DIRECTIONS: Below is a block of records. Copy every line in it that contains the word "information".

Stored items
--

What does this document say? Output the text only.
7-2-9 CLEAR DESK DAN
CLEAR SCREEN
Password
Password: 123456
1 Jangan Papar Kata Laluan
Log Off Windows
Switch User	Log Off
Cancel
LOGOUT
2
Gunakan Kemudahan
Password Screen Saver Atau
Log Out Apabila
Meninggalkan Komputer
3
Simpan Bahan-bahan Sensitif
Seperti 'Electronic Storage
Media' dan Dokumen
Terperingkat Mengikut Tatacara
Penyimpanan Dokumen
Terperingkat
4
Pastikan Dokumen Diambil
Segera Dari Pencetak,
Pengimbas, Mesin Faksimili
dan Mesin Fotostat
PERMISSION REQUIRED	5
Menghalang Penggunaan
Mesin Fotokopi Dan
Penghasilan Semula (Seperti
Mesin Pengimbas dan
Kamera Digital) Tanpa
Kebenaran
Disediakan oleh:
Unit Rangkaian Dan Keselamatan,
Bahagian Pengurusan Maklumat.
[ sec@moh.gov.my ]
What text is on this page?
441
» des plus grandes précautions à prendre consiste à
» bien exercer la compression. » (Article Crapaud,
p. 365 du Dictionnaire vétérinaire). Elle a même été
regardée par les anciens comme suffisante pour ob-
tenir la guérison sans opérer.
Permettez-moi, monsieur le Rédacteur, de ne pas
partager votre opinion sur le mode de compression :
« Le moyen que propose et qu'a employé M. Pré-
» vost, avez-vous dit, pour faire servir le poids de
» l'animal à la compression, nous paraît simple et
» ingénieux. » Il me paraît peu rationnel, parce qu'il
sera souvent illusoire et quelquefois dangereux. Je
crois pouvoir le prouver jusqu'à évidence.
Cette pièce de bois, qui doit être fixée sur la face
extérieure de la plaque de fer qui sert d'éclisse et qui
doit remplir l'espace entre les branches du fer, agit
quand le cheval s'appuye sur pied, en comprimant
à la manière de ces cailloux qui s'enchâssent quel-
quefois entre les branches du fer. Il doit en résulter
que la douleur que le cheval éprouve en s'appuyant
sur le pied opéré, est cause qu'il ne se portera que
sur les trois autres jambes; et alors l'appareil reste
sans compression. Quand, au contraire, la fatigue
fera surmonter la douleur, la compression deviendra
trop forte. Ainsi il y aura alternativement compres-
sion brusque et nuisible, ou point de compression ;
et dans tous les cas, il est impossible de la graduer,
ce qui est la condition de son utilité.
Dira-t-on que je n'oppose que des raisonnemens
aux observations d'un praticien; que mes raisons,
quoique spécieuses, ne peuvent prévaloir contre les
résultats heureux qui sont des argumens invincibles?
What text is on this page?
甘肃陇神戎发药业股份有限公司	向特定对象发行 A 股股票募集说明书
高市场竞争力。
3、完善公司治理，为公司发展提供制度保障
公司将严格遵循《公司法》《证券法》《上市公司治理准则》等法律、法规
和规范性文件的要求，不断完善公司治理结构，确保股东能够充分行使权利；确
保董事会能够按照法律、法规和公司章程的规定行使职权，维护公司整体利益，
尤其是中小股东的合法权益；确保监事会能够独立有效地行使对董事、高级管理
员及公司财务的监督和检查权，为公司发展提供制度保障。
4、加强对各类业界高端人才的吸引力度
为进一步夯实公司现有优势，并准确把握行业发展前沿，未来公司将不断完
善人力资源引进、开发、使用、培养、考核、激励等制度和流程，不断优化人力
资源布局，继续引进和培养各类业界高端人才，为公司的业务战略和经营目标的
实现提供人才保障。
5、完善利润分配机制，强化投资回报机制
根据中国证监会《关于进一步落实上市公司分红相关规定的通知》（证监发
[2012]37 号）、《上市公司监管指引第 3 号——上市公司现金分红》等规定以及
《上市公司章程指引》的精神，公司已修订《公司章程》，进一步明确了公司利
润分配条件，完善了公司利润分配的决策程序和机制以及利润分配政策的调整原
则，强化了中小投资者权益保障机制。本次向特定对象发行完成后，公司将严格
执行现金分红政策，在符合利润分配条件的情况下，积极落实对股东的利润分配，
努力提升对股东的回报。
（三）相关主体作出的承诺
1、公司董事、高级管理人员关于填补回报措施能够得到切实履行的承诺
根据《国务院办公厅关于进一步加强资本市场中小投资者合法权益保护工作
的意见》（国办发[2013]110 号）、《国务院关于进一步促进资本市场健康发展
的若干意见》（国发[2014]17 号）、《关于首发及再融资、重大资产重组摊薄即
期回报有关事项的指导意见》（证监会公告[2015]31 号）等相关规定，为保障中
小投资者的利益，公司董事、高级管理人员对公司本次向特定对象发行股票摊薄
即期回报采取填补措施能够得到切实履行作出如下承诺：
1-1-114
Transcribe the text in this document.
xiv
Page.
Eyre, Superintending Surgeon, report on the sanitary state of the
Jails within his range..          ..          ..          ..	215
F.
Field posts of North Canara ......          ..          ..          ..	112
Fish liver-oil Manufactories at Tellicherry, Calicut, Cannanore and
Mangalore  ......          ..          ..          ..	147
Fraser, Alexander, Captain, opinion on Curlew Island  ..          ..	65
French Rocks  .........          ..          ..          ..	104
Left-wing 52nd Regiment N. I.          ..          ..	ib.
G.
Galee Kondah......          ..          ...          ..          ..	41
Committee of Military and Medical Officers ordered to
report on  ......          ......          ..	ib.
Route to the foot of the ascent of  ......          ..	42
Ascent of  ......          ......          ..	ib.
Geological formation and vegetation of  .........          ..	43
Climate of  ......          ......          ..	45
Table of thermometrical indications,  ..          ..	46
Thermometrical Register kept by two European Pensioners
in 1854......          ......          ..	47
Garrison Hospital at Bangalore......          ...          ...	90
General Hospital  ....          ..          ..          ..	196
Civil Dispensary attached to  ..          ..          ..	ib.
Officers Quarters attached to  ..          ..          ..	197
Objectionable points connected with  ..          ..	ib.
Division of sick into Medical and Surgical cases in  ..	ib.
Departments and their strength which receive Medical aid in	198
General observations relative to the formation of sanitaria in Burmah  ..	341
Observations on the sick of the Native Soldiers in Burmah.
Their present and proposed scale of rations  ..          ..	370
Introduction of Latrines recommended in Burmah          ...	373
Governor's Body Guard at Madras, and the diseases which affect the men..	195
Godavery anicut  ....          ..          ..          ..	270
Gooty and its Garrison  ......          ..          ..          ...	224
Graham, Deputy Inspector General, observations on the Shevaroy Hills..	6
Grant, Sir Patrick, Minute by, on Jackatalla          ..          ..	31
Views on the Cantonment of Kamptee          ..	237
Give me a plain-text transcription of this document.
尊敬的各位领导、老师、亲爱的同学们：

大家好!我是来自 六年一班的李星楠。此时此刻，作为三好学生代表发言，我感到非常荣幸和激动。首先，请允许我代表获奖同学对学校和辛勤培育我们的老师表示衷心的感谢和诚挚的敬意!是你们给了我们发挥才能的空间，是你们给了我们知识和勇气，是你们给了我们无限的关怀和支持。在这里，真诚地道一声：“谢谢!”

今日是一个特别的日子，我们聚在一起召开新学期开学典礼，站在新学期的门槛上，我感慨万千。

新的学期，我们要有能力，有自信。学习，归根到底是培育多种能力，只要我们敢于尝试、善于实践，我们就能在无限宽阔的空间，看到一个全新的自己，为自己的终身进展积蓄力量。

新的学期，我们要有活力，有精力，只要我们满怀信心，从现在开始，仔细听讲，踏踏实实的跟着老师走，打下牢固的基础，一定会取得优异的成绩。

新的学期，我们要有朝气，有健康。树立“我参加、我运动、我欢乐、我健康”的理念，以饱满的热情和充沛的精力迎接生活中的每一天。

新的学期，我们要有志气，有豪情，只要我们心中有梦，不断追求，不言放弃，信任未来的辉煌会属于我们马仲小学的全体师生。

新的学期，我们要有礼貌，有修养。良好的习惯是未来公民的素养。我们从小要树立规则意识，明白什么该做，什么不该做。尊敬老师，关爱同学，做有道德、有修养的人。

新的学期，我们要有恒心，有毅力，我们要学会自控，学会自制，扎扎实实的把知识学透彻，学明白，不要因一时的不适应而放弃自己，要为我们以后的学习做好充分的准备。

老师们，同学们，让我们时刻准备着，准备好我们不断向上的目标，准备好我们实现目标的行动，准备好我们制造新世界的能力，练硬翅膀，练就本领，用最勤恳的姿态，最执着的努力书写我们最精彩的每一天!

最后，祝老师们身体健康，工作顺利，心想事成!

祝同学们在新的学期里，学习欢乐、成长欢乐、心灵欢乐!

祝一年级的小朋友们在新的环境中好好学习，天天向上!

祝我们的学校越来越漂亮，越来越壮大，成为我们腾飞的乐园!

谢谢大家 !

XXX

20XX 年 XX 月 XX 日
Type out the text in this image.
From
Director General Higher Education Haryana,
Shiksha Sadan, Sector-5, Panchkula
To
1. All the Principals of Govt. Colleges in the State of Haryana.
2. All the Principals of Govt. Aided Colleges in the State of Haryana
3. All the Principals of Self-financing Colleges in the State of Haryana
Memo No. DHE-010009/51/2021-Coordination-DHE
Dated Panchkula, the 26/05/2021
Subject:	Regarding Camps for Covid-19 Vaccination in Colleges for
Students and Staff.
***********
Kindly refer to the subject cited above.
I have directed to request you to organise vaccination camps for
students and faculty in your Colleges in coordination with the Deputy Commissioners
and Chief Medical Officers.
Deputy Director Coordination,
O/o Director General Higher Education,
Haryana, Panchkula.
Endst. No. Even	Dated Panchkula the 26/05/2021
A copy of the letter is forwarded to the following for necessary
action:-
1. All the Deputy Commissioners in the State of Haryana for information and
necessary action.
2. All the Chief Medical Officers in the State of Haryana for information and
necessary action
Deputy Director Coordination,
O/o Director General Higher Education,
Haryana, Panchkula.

--

RESULT OF THIS TASK:
1. All the Deputy Commissioners in the State of Haryana for information and
2. All the Chief Medical Officers in the State of Haryana for information and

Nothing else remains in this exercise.